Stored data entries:
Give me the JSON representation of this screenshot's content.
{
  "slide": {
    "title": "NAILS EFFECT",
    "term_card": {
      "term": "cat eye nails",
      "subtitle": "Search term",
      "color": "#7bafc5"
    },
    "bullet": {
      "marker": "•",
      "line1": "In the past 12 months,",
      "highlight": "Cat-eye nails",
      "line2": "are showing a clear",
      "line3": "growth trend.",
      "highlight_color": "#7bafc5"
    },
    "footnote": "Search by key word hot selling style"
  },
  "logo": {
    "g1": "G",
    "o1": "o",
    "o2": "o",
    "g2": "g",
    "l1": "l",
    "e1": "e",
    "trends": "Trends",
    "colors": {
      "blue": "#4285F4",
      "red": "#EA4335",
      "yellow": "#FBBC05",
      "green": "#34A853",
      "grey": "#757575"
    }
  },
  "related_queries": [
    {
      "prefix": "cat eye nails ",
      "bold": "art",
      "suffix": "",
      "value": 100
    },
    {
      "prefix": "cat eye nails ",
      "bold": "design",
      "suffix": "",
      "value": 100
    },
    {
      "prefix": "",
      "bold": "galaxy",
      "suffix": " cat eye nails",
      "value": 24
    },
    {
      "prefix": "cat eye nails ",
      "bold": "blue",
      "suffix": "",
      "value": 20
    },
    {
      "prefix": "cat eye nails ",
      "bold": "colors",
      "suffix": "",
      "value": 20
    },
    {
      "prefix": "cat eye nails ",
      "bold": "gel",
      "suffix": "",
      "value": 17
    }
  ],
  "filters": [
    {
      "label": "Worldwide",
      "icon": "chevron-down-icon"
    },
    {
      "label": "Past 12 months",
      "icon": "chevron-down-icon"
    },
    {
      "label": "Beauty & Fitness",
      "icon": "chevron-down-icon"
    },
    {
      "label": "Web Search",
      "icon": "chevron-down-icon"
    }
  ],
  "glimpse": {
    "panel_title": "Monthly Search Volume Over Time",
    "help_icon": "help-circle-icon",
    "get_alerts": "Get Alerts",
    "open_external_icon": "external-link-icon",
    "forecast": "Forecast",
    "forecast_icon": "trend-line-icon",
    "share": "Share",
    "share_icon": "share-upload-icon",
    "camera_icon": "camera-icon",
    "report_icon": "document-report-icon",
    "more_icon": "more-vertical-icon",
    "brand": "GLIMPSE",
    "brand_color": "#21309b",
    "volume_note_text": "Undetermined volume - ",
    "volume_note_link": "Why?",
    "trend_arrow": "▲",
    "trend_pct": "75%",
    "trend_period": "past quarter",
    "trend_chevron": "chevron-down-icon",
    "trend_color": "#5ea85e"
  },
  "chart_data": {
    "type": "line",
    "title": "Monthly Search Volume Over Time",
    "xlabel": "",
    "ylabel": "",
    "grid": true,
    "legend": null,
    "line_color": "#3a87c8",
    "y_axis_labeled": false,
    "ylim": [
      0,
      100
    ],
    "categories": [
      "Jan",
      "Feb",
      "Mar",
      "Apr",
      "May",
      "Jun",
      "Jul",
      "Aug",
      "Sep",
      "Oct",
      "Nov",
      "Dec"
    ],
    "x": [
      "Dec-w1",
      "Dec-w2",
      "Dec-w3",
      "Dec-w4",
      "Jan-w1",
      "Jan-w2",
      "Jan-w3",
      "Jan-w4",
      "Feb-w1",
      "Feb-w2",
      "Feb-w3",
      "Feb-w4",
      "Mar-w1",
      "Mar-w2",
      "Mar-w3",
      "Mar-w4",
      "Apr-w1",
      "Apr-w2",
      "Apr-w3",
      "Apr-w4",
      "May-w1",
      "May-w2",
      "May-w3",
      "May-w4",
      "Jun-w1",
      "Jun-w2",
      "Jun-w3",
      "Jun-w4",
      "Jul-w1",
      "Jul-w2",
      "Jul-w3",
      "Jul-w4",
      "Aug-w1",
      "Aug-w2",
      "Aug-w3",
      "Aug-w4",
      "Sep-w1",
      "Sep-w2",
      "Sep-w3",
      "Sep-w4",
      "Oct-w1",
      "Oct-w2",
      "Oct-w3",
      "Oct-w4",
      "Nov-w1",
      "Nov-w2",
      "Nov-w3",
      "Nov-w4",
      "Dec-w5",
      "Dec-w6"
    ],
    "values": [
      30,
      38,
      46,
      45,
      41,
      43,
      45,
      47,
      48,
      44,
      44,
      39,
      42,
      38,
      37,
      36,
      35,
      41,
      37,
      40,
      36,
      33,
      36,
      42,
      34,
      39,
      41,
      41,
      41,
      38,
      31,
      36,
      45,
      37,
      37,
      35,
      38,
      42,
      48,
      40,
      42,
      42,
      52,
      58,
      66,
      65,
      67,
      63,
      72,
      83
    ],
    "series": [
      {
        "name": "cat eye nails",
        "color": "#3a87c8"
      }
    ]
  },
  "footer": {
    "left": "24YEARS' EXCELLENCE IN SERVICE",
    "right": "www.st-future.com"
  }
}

* * *

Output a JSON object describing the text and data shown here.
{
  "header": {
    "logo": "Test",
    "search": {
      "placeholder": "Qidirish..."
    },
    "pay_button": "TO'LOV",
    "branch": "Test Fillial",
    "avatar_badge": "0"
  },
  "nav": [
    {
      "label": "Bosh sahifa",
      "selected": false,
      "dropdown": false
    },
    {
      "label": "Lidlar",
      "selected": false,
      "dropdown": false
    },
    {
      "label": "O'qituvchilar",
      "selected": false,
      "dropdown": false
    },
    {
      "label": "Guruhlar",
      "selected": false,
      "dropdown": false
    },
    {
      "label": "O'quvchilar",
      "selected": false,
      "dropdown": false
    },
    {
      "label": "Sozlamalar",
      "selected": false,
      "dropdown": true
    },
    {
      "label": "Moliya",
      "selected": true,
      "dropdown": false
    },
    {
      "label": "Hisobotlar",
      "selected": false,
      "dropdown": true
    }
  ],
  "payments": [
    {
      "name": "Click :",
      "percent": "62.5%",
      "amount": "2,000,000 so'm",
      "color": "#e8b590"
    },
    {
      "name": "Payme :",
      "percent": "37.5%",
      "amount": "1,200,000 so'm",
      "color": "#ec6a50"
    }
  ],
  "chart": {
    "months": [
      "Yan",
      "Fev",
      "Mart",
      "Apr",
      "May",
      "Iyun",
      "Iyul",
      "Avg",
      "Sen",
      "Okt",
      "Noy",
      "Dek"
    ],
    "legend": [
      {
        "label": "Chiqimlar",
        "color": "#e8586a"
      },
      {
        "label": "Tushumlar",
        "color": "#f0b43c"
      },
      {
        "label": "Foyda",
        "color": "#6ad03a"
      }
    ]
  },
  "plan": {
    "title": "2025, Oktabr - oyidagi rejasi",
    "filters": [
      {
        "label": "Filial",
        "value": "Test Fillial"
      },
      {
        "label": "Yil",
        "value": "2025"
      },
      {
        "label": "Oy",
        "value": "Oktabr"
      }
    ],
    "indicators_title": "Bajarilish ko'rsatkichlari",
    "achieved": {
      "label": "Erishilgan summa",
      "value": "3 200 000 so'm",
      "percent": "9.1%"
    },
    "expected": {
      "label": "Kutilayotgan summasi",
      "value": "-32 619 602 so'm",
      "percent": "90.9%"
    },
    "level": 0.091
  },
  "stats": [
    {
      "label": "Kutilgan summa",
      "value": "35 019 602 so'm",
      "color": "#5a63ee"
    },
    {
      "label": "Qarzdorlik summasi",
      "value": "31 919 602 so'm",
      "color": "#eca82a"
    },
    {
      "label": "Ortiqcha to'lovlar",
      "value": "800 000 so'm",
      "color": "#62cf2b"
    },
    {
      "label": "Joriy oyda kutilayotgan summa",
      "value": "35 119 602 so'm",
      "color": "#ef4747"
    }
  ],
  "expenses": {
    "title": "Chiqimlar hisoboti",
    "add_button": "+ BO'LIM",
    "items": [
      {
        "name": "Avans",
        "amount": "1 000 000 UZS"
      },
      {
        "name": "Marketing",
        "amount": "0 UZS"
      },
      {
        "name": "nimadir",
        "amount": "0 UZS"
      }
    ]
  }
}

WHAT THE EXERCISE ASKS
Copy every line that contains the string "bold".

TASK RESULT
      "bold": "art",
      "bold": "design",
      "bold": "galaxy",
      "bold": "blue",
      "bold": "colors",
      "bold": "gel",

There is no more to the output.